## EXERCISE MATERIAL:

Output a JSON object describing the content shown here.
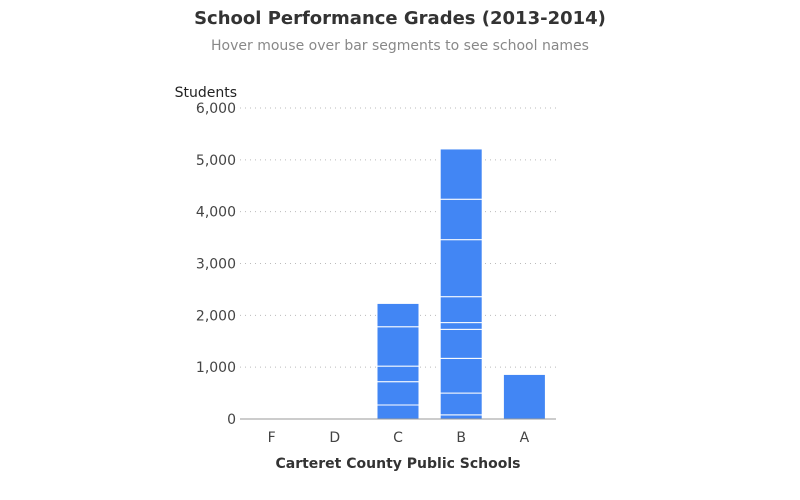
{
  "title": "School Performance Grades (2013-2014)",
  "subtitle": "Hover mouse over bar segments to see school names",
  "chart_data": {
    "type": "bar",
    "stacked": true,
    "categories": [
      "F",
      "D",
      "C",
      "B",
      "A"
    ],
    "segments": [
      [],
      [],
      [
        270,
        450,
        300,
        760,
        450
      ],
      [
        80,
        420,
        670,
        560,
        130,
        500,
        1100,
        780,
        970
      ],
      [
        860
      ]
    ],
    "totals": [
      0,
      0,
      2230,
      5210,
      860
    ],
    "xlabel": "Carteret County Public Schools",
    "ylabel": "Students",
    "ylim": [
      0,
      6000
    ],
    "yticks": [
      0,
      1000,
      2000,
      3000,
      4000,
      5000,
      6000
    ],
    "ytick_labels": [
      "0",
      "1,000",
      "2,000",
      "3,000",
      "4,000",
      "5,000",
      "6,000"
    ],
    "grid": true,
    "legend": "none",
    "bar_color": "#4286f4",
    "segment_border_color": "#ffffff"
  }
}
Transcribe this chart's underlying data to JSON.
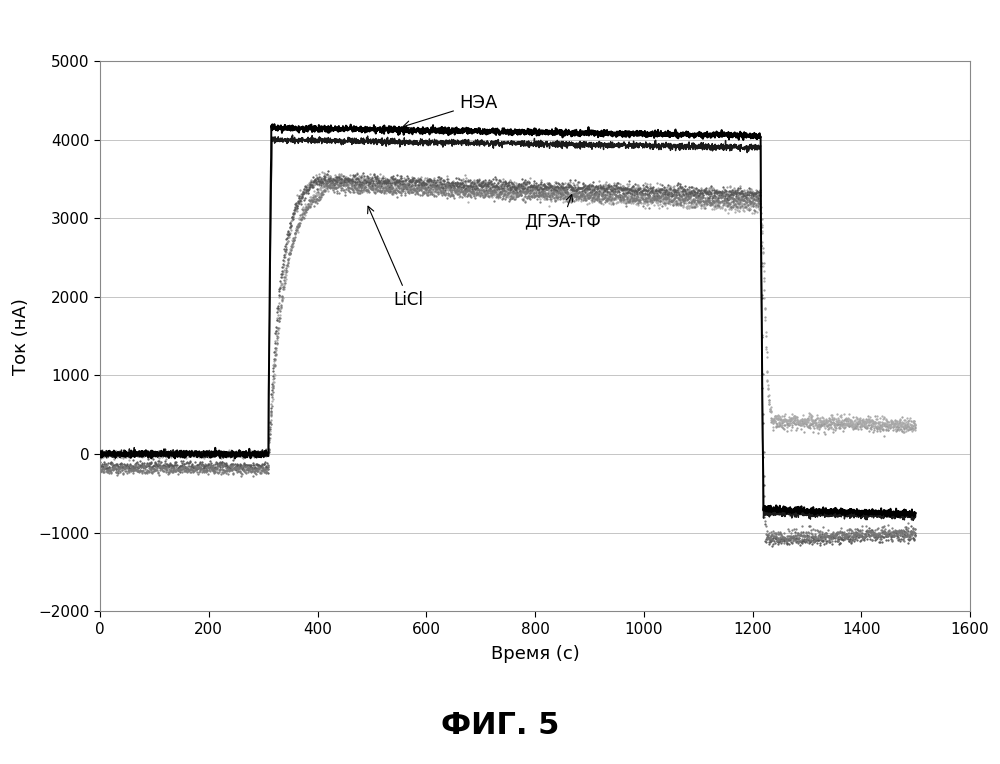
{
  "title": "",
  "xlabel": "Время (с)",
  "ylabel": "Ток (нА)",
  "xlim": [
    0,
    1600
  ],
  "ylim": [
    -2000,
    5000
  ],
  "xticks": [
    0,
    200,
    400,
    600,
    800,
    1000,
    1200,
    1400,
    1600
  ],
  "yticks": [
    -2000,
    -1000,
    0,
    1000,
    2000,
    3000,
    4000,
    5000
  ],
  "fig_caption": "ФИГ. 5",
  "annotation_NEA": "НЭА",
  "annotation_DGEA": "ДГЭА-ТФ",
  "annotation_LiCl": "LiCl",
  "t_on": 310,
  "t_off": 1215,
  "background_color": "#ffffff",
  "grid_color": "#bbbbbb"
}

## WHAT TO PRODUCE:
Return the full material word for word. Do not include the pictures.

## WORKED SOLUTION:
Output a JSON object describing the content shown here.
{
  "title": "School Performance Grades (2013-2014)",
  "subtitle": "Hover mouse over bar segments to see school names",
  "chart_data": {
    "type": "bar",
    "stacked": true,
    "categories": [
      "F",
      "D",
      "C",
      "B",
      "A"
    ],
    "segments": [
      [],
      [],
      [
        270,
        450,
        300,
        760,
        450
      ],
      [
        80,
        420,
        670,
        560,
        130,
        500,
        1100,
        780,
        970
      ],
      [
        860
      ]
    ],
    "totals": [
      0,
      0,
      2230,
      5210,
      860
    ],
    "xlabel": "Carteret County Public Schools",
    "ylabel": "Students",
    "ylim": [
      0,
      6000
    ],
    "yticks": [
      0,
      1000,
      2000,
      3000,
      4000,
      5000,
      6000
    ],
    "ytick_labels": [
      "0",
      "1,000",
      "2,000",
      "3,000",
      "4,000",
      "5,000",
      "6,000"
    ],
    "grid": true,
    "legend": "none",
    "bar_color": "#4286f4",
    "segment_border_color": "#ffffff"
  }
}
Transcribe this chart's underlying data to JSON.
{
  "title": "",
  "xlabel": "Время (с)",
  "ylabel": "Ток (нА)",
  "xlim": [
    0,
    1600
  ],
  "ylim": [
    -2000,
    5000
  ],
  "xticks": [
    0,
    200,
    400,
    600,
    800,
    1000,
    1200,
    1400,
    1600
  ],
  "yticks": [
    -2000,
    -1000,
    0,
    1000,
    2000,
    3000,
    4000,
    5000
  ],
  "fig_caption": "ФИГ. 5",
  "annotation_NEA": "НЭА",
  "annotation_DGEA": "ДГЭА-ТФ",
  "annotation_LiCl": "LiCl",
  "t_on": 310,
  "t_off": 1215,
  "background_color": "#ffffff",
  "grid_color": "#bbbbbb"
}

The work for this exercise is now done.